-- DIRECTIVE --
Give back the entire listing verbatim.

-- EXTRACTED DATA --
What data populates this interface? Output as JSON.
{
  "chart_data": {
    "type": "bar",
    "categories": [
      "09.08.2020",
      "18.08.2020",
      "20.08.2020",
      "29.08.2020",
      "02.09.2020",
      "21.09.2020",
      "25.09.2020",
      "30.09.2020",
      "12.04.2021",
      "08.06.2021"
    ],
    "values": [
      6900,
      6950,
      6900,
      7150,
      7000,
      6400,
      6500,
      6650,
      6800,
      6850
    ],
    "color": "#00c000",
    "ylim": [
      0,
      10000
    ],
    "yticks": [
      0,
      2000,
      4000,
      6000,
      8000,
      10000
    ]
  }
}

-- SOLUTION BELOW --
What data populates this interface? Output as JSON.
{
  "chart_data": {
    "type": "bar",
    "categories": [
      "09.08.2020",
      "18.08.2020",
      "20.08.2020",
      "29.08.2020",
      "02.09.2020",
      "21.09.2020",
      "25.09.2020",
      "30.09.2020",
      "12.04.2021",
      "08.06.2021"
    ],
    "values": [
      6900,
      6950,
      6900,
      7150,
      7000,
      6400,
      6500,
      6650,
      6800,
      6850
    ],
    "color": "#00c000",
    "ylim": [
      0,
      10000
    ],
    "yticks": [
      0,
      2000,
      4000,
      6000,
      8000,
      10000
    ]
  }
}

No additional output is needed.